**Description of the task**
Go through the records and show each line where the word "document" occurs.

+++ Given entries

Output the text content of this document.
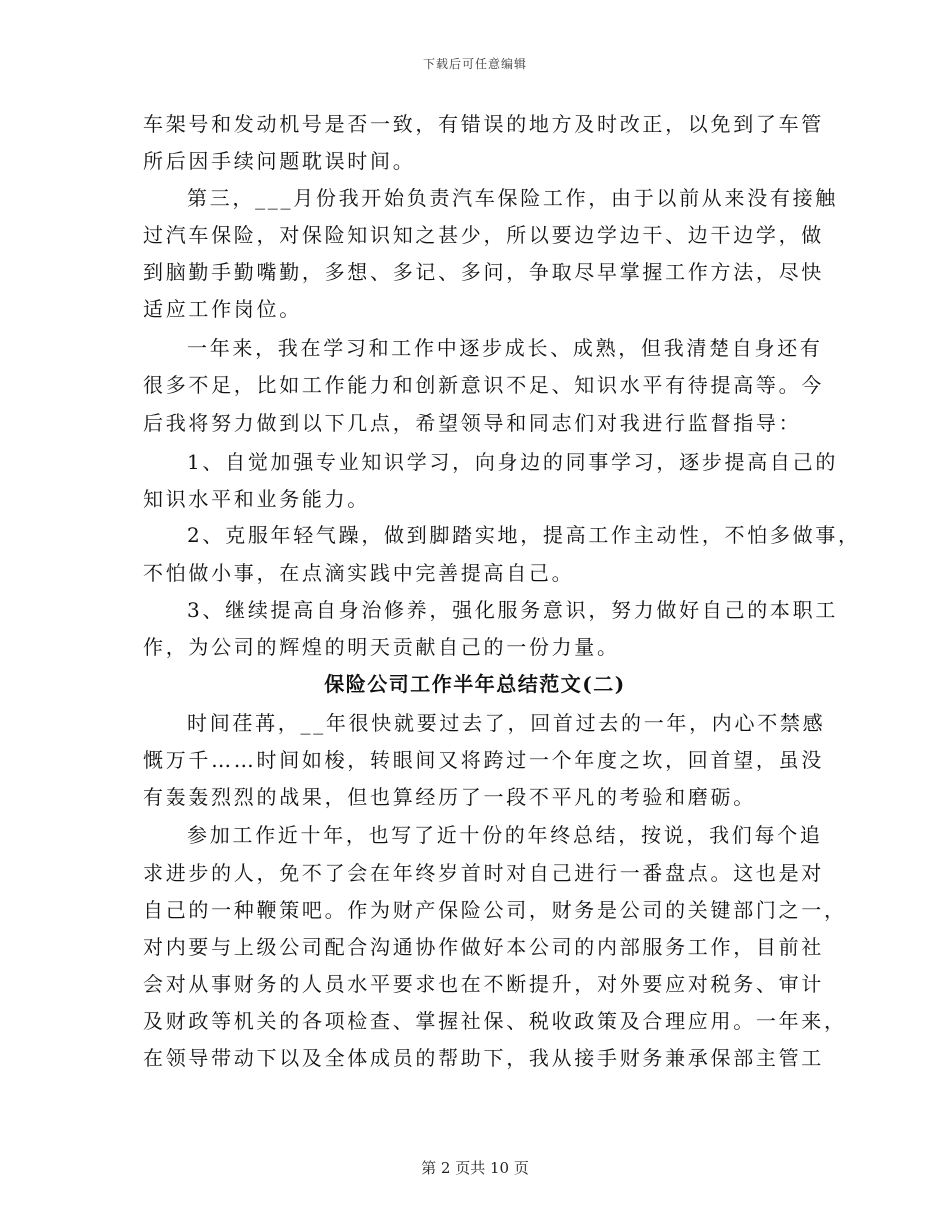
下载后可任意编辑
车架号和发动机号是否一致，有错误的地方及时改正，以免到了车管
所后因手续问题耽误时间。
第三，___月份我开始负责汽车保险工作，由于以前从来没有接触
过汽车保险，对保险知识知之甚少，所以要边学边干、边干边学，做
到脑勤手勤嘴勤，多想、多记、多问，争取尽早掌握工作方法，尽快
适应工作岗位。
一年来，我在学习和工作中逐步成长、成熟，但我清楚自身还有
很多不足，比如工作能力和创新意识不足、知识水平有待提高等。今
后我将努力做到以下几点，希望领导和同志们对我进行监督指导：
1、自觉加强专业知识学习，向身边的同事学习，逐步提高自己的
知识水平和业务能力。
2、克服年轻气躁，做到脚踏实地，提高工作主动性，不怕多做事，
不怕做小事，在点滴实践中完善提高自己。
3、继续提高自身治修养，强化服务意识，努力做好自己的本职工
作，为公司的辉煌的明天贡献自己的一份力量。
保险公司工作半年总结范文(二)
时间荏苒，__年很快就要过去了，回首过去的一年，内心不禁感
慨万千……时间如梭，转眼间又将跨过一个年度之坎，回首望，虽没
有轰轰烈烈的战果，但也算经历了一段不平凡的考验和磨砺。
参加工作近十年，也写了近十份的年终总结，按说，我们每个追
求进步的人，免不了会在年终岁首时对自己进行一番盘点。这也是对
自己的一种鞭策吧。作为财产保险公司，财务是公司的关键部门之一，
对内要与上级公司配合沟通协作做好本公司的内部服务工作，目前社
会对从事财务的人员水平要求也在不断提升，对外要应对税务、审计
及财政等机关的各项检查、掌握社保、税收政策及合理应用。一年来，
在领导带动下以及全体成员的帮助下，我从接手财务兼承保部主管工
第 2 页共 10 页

++++++
+++ Given entries

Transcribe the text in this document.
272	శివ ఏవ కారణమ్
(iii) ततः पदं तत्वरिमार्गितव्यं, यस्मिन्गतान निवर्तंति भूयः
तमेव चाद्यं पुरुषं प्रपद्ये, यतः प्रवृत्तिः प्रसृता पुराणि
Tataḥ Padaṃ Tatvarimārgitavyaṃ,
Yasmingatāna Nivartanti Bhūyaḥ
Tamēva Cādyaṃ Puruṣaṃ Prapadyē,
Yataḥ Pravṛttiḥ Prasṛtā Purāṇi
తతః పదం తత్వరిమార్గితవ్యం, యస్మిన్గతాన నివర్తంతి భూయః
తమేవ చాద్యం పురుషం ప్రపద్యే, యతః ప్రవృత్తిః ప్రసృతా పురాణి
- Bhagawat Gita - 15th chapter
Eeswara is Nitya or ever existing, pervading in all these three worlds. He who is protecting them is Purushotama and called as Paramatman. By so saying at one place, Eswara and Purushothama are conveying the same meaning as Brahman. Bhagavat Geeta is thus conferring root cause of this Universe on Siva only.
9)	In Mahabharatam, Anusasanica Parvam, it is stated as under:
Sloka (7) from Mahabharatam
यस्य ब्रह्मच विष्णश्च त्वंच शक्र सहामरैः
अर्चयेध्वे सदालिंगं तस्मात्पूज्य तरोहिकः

++++++

**Expected output**
Output the text content of this document.
Transcribe the text in this document.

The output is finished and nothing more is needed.